Dataset items:
****************

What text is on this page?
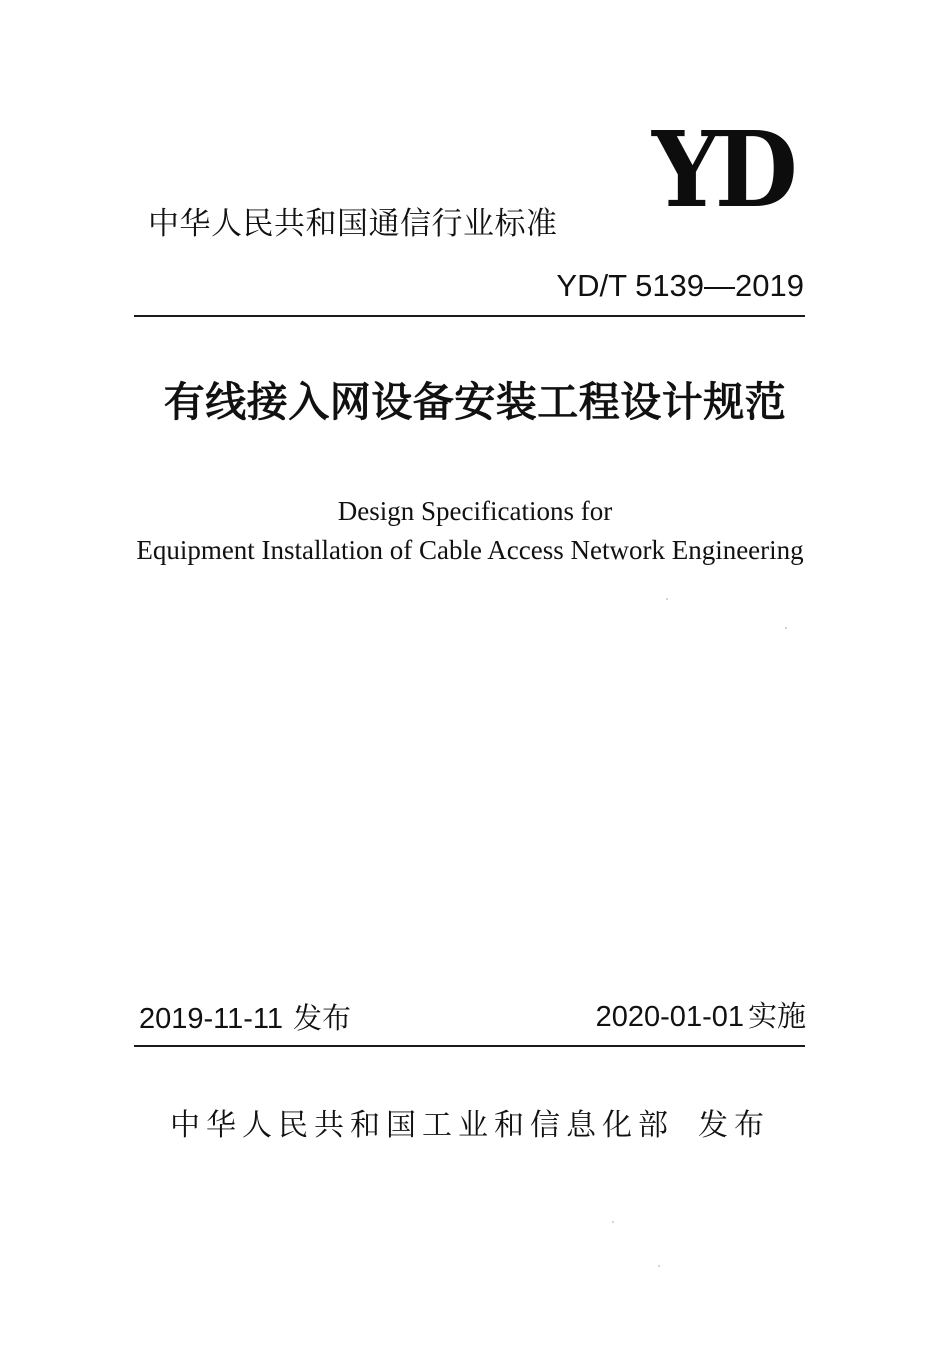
YD
中华人民共和国通信行业标准
YD/T 5139—2019
有线接入网设备安装工程设计规范
Design Specifications for
Equipment Installation of Cable Access Network Engineering
2019-11-11 发布	2020-01-01 实施
中华人民共和国工业和信息化部 发布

****************

- **Goal**: Every entry should be returned exactly as written, minus the pictures.

- **Solution to this problem**:
What text is on this page?
YD
中华人民共和国通信行业标准
YD/T 5139—2019
有线接入网设备安装工程设计规范
Design Specifications for
Equipment Installation of Cable Access Network Engineering
2019-11-11 发布	2020-01-01 实施
中华人民共和国工业和信息化部 发布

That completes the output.